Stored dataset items

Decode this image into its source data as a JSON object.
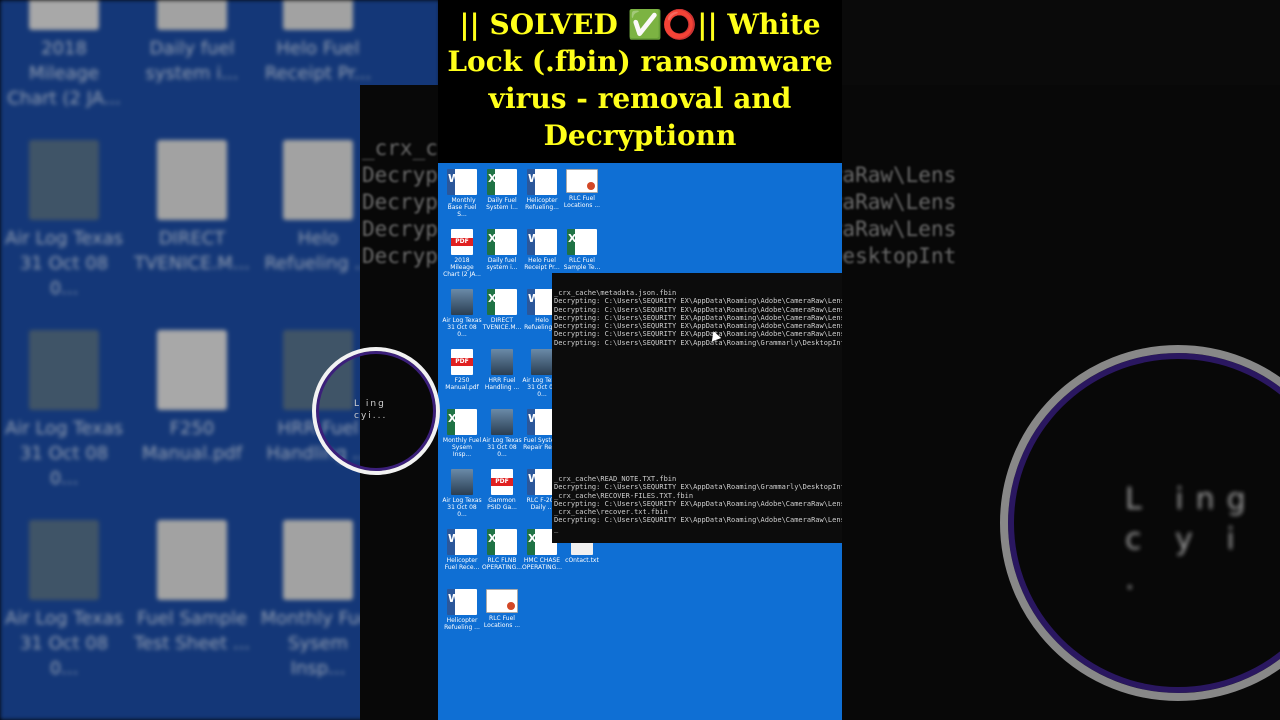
{
  "video_title": {
    "line1": "|| SOLVED ✅⭕|| White",
    "line2": "Lock (.fbin) ransomware",
    "line3": "virus - removal and",
    "line4": "Decryptionn"
  },
  "bg_left_icons": [
    {
      "label": "2018 Mileage Chart (2 JA...",
      "type": "pdf"
    },
    {
      "label": "Daily fuel system i...",
      "type": "excel"
    },
    {
      "label": "Helo Fuel Receipt Pr...",
      "type": "word"
    },
    {
      "label": "Air Log Texas 31 Oct 08 0...",
      "type": "img"
    },
    {
      "label": "DIRECT TVENICE.M...",
      "type": "excel"
    },
    {
      "label": "Helo Refueling ...",
      "type": "word"
    },
    {
      "label": "Air Log Texas 31 Oct 08 0...",
      "type": "img"
    },
    {
      "label": "F250 Manual.pdf",
      "type": "pdf"
    },
    {
      "label": "HRR Fuel Handling ...",
      "type": "img"
    },
    {
      "label": "Air Log Texas 31 Oct 08 0...",
      "type": "img"
    },
    {
      "label": "Fuel Sample Test Sheet ...",
      "type": "excel"
    },
    {
      "label": "Monthly Fuel Sysem Insp...",
      "type": "excel"
    }
  ],
  "bg_terminal_lines": [
    "_crx_c",
    "Decryp        Data\\Roaming\\Adobe\\CameraRaw\\Lens",
    "Decryp        Data\\Roaming\\Adobe\\CameraRaw\\Lens",
    "Decryp        Data\\Roaming\\Adobe\\CameraRaw\\Lens",
    "Decryp        Data\\Roaming\\Grammarly\\DesktopInt"
  ],
  "bg_ring_text": {
    "line1": "L   ing",
    "line2": "c y i ."
  },
  "desktop_icons": [
    {
      "label": "_Monthly Base Fuel S...",
      "type": "word"
    },
    {
      "label": "Daily Fuel System I...",
      "type": "excel"
    },
    {
      "label": "Helicopter Refueling...",
      "type": "word"
    },
    {
      "label": "RLC Fuel Locations ...",
      "type": "ppt"
    },
    {
      "label": "2018 Mileage Chart (2 JA...",
      "type": "pdf"
    },
    {
      "label": "Daily fuel system i...",
      "type": "excel"
    },
    {
      "label": "Helo Fuel Receipt Pr...",
      "type": "word"
    },
    {
      "label": "RLC Fuel Sample Te...",
      "type": "excel"
    },
    {
      "label": "Air Log Texas 31 Oct 08 0...",
      "type": "img"
    },
    {
      "label": "DIRECT TVENICE.M...",
      "type": "excel"
    },
    {
      "label": "Helo Refueling ...",
      "type": "word"
    },
    {
      "label": "Air Log Texas 31 Oct 08 0...",
      "type": "img"
    },
    {
      "label": "F250 Manual.pdf",
      "type": "pdf"
    },
    {
      "label": "HRR Fuel Handling ...",
      "type": "img"
    },
    {
      "label": "Air Log Texas 31 Oct 08 0...",
      "type": "img"
    },
    {
      "label": "Fuel Sample Test Sheet ...",
      "type": "excel"
    },
    {
      "label": "Monthly Fuel Sysem Insp...",
      "type": "excel"
    },
    {
      "label": "Air Log Texas 31 Oct 08 0...",
      "type": "img"
    },
    {
      "label": "Fuel System Repair Rec...",
      "type": "word"
    },
    {
      "label": "Navy MIL-HDBK...",
      "type": "pdf"
    },
    {
      "label": "Air Log Texas 31 Oct 08 0...",
      "type": "img"
    },
    {
      "label": "Gammon PSID Ga...",
      "type": "pdf"
    },
    {
      "label": "RLC F-200 Daily ...",
      "type": "word"
    },
    {
      "label": "Base Fuel Log F-100.xls",
      "type": "excel"
    },
    {
      "label": "Helicopter Fuel Rece...",
      "type": "word"
    },
    {
      "label": "RLC FLNB OPERATING...",
      "type": "excel"
    },
    {
      "label": "HMC CHASE OPERATING...",
      "type": "excel"
    },
    {
      "label": "cOntact.txt",
      "type": "txt"
    },
    {
      "label": "Helicopter Refueling ...",
      "type": "word"
    },
    {
      "label": "RLC Fuel Locations ...",
      "type": "ppt"
    }
  ],
  "terminal": {
    "top_lines": [
      "_crx_cache\\metadata.json.fbin",
      "Decrypting: C:\\Users\\SEQURITY EX\\AppData\\Roaming\\Adobe\\CameraRaw\\Lens",
      "Decrypting: C:\\Users\\SEQURITY EX\\AppData\\Roaming\\Adobe\\CameraRaw\\Lens",
      "Decrypting: C:\\Users\\SEQURITY EX\\AppData\\Roaming\\Adobe\\CameraRaw\\Lens",
      "Decrypting: C:\\Users\\SEQURITY EX\\AppData\\Roaming\\Adobe\\CameraRaw\\Lens",
      "Decrypting: C:\\Users\\SEQURITY EX\\AppData\\Roaming\\Adobe\\CameraRaw\\Lens",
      "Decrypting: C:\\Users\\SEQURITY EX\\AppData\\Roaming\\Grammarly\\DesktopInt"
    ],
    "bottom_lines": [
      "_crx_cache\\READ_NOTE.TXT.fbin",
      "Decrypting: C:\\Users\\SEQURITY EX\\AppData\\Roaming\\Grammarly\\DesktopInt",
      "_crx_cache\\RECOVER-FILES.TXT.fbin",
      "Decrypting: C:\\Users\\SEQURITY EX\\AppData\\Roaming\\Adobe\\CameraRaw\\Lens",
      "_crx_cache\\recover.txt.fbin",
      "Decrypting: C:\\Users\\SEQURITY EX\\AppData\\Roaming\\Adobe\\CameraRaw\\Lens",
      "_"
    ]
  },
  "loading_ring": {
    "line1": "L   ing",
    "line2": "cyi..."
  }
}
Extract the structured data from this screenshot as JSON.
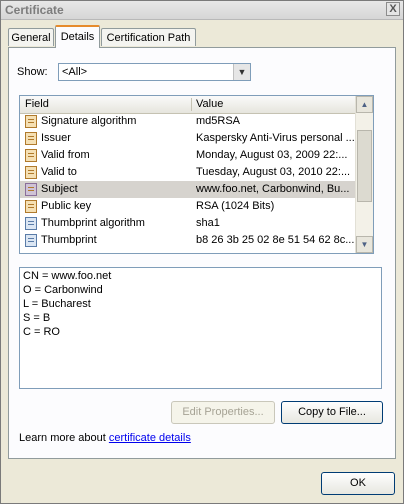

### EXERCISE DESCRIPTION
Transcribe each line above exactly, pictures excluded.

### SOLUTION FOR THIS TASK
Decode this image into its source data as a JSON object.
{
  "video_title": {
    "line1": "|| SOLVED ✅⭕|| White",
    "line2": "Lock (.fbin) ransomware",
    "line3": "virus - removal and",
    "line4": "Decryptionn"
  },
  "bg_left_icons": [
    {
      "label": "2018 Mileage Chart (2 JA...",
      "type": "pdf"
    },
    {
      "label": "Daily fuel system i...",
      "type": "excel"
    },
    {
      "label": "Helo Fuel Receipt Pr...",
      "type": "word"
    },
    {
      "label": "Air Log Texas 31 Oct 08 0...",
      "type": "img"
    },
    {
      "label": "DIRECT TVENICE.M...",
      "type": "excel"
    },
    {
      "label": "Helo Refueling ...",
      "type": "word"
    },
    {
      "label": "Air Log Texas 31 Oct 08 0...",
      "type": "img"
    },
    {
      "label": "F250 Manual.pdf",
      "type": "pdf"
    },
    {
      "label": "HRR Fuel Handling ...",
      "type": "img"
    },
    {
      "label": "Air Log Texas 31 Oct 08 0...",
      "type": "img"
    },
    {
      "label": "Fuel Sample Test Sheet ...",
      "type": "excel"
    },
    {
      "label": "Monthly Fuel Sysem Insp...",
      "type": "excel"
    }
  ],
  "bg_terminal_lines": [
    "_crx_c",
    "Decryp        Data\\Roaming\\Adobe\\CameraRaw\\Lens",
    "Decryp        Data\\Roaming\\Adobe\\CameraRaw\\Lens",
    "Decryp        Data\\Roaming\\Adobe\\CameraRaw\\Lens",
    "Decryp        Data\\Roaming\\Grammarly\\DesktopInt"
  ],
  "bg_ring_text": {
    "line1": "L   ing",
    "line2": "c y i ."
  },
  "desktop_icons": [
    {
      "label": "_Monthly Base Fuel S...",
      "type": "word"
    },
    {
      "label": "Daily Fuel System I...",
      "type": "excel"
    },
    {
      "label": "Helicopter Refueling...",
      "type": "word"
    },
    {
      "label": "RLC Fuel Locations ...",
      "type": "ppt"
    },
    {
      "label": "2018 Mileage Chart (2 JA...",
      "type": "pdf"
    },
    {
      "label": "Daily fuel system i...",
      "type": "excel"
    },
    {
      "label": "Helo Fuel Receipt Pr...",
      "type": "word"
    },
    {
      "label": "RLC Fuel Sample Te...",
      "type": "excel"
    },
    {
      "label": "Air Log Texas 31 Oct 08 0...",
      "type": "img"
    },
    {
      "label": "DIRECT TVENICE.M...",
      "type": "excel"
    },
    {
      "label": "Helo Refueling ...",
      "type": "word"
    },
    {
      "label": "Air Log Texas 31 Oct 08 0...",
      "type": "img"
    },
    {
      "label": "F250 Manual.pdf",
      "type": "pdf"
    },
    {
      "label": "HRR Fuel Handling ...",
      "type": "img"
    },
    {
      "label": "Air Log Texas 31 Oct 08 0...",
      "type": "img"
    },
    {
      "label": "Fuel Sample Test Sheet ...",
      "type": "excel"
    },
    {
      "label": "Monthly Fuel Sysem Insp...",
      "type": "excel"
    },
    {
      "label": "Air Log Texas 31 Oct 08 0...",
      "type": "img"
    },
    {
      "label": "Fuel System Repair Rec...",
      "type": "word"
    },
    {
      "label": "Navy MIL-HDBK...",
      "type": "pdf"
    },
    {
      "label": "Air Log Texas 31 Oct 08 0...",
      "type": "img"
    },
    {
      "label": "Gammon PSID Ga...",
      "type": "pdf"
    },
    {
      "label": "RLC F-200 Daily ...",
      "type": "word"
    },
    {
      "label": "Base Fuel Log F-100.xls",
      "type": "excel"
    },
    {
      "label": "Helicopter Fuel Rece...",
      "type": "word"
    },
    {
      "label": "RLC FLNB OPERATING...",
      "type": "excel"
    },
    {
      "label": "HMC CHASE OPERATING...",
      "type": "excel"
    },
    {
      "label": "cOntact.txt",
      "type": "txt"
    },
    {
      "label": "Helicopter Refueling ...",
      "type": "word"
    },
    {
      "label": "RLC Fuel Locations ...",
      "type": "ppt"
    }
  ],
  "terminal": {
    "top_lines": [
      "_crx_cache\\metadata.json.fbin",
      "Decrypting: C:\\Users\\SEQURITY EX\\AppData\\Roaming\\Adobe\\CameraRaw\\Lens",
      "Decrypting: C:\\Users\\SEQURITY EX\\AppData\\Roaming\\Adobe\\CameraRaw\\Lens",
      "Decrypting: C:\\Users\\SEQURITY EX\\AppData\\Roaming\\Adobe\\CameraRaw\\Lens",
      "Decrypting: C:\\Users\\SEQURITY EX\\AppData\\Roaming\\Adobe\\CameraRaw\\Lens",
      "Decrypting: C:\\Users\\SEQURITY EX\\AppData\\Roaming\\Adobe\\CameraRaw\\Lens",
      "Decrypting: C:\\Users\\SEQURITY EX\\AppData\\Roaming\\Grammarly\\DesktopInt"
    ],
    "bottom_lines": [
      "_crx_cache\\READ_NOTE.TXT.fbin",
      "Decrypting: C:\\Users\\SEQURITY EX\\AppData\\Roaming\\Grammarly\\DesktopInt",
      "_crx_cache\\RECOVER-FILES.TXT.fbin",
      "Decrypting: C:\\Users\\SEQURITY EX\\AppData\\Roaming\\Adobe\\CameraRaw\\Lens",
      "_crx_cache\\recover.txt.fbin",
      "Decrypting: C:\\Users\\SEQURITY EX\\AppData\\Roaming\\Adobe\\CameraRaw\\Lens",
      "_"
    ]
  },
  "loading_ring": {
    "line1": "L   ing",
    "line2": "cyi..."
  }
}
Extract the structured data from this screenshot as JSON.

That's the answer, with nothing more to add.